-- Start of Extracted information --

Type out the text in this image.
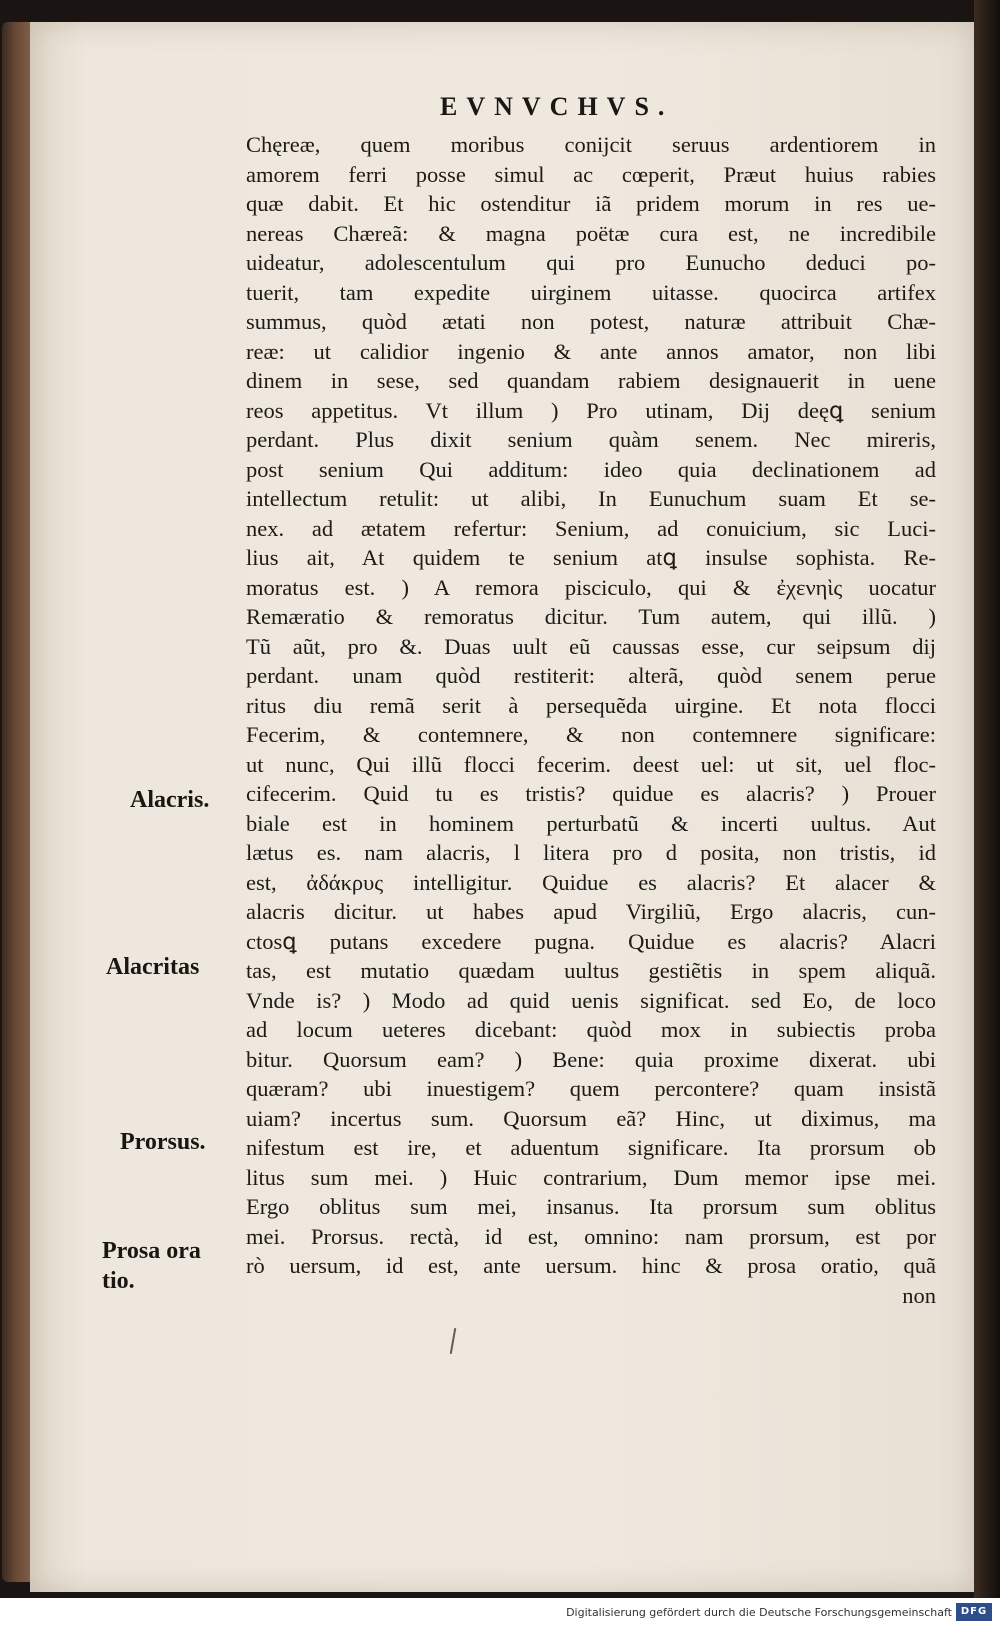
EVNVCHVS.
Chęreæ, quem moribus conijcit seruus ardentiorem in
amorem ferri posse simul ac cœperit, Præut huius rabies
quæ dabit. Et hic ostenditur iã pridem morum in res ue-
nereas Chæreã: & magna poëtæ cura est, ne incredibile
uideatur, adolescentulum qui pro Eunucho deduci po-
tuerit, tam expedite uirginem uitasse. quocirca artifex
summus, quòd ætati non potest, naturæ attribuit Chæ-
reæ: ut calidior ingenio & ante annos amator, non libi
dinem in sese, sed quandam rabiem designauerit in uene
reos appetitus. Vt illum ) Pro utinam, Dij deęꝗ senium
perdant. Plus dixit senium quàm senem. Nec mireris,
post senium Qui additum: ideo quia declinationem ad
intellectum retulit: ut alibi, In Eunuchum suam Et se-
nex. ad ætatem refertur: Senium, ad conuicium, sic Luci-
lius ait, At quidem te senium atꝗ insulse sophista. Re-
moratus est. ) A remora pisciculo, qui & ἐχενηὶς uocatur
Remæratio & remoratus dicitur. Tum autem, qui illũ. )
Tũ aũt, pro &. Duas uult eũ caussas esse, cur seipsum dij
perdant. unam quòd restiterit: alterã, quòd senem perue
ritus diu remã serit à persequẽda uirgine. Et nota flocci
Fecerim, & contemnere, & non contemnere significare:
ut nunc, Qui illũ flocci fecerim. deest uel: ut sit, uel floc-
cifecerim. Quid tu es tristis? quidue es alacris? ) Prouer
biale est in hominem perturbatũ & incerti uultus. Aut
lætus es. nam alacris, l litera pro d posita, non tristis, id
est, ἀδάκρυς intelligitur. Quidue es alacris? Et alacer &
alacris dicitur. ut habes apud Virgiliũ, Ergo alacris, cun-
ctosꝗ putans excedere pugna. Quidue es alacris? Alacri
tas, est mutatio quædam uultus gestiẽtis in spem aliquã.
Vnde is? ) Modo ad quid uenis significat. sed Eo, de loco
ad locum ueteres dicebant: quòd mox in subiectis proba
bitur. Quorsum eam? ) Bene: quia proxime dixerat. ubi
quæram? ubi inuestigem? quem percontere? quam insistã
uiam? incertus sum. Quorsum eã? Hinc, ut diximus, ma
nifestum est ire, et aduentum significare. Ita prorsum ob
litus sum mei. ) Huic contrarium, Dum memor ipse mei.
Ergo oblitus sum mei, insanus. Ita prorsum sum oblitus
mei. Prorsus. rectà, id est, omnino: nam prorsum, est por
rò uersum, id est, ante uersum. hinc & prosa oratio, quã
non
Alacris.
Alacritas
Prorsus.
Prosa ora
tio.
Digitalisierung gefördert durch die Deutsche Forschungsgemeinschaft DFG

-- End of Extracted information --

Count each line with "uultus" in it and report that figure by itself.

» Exercise answer: 2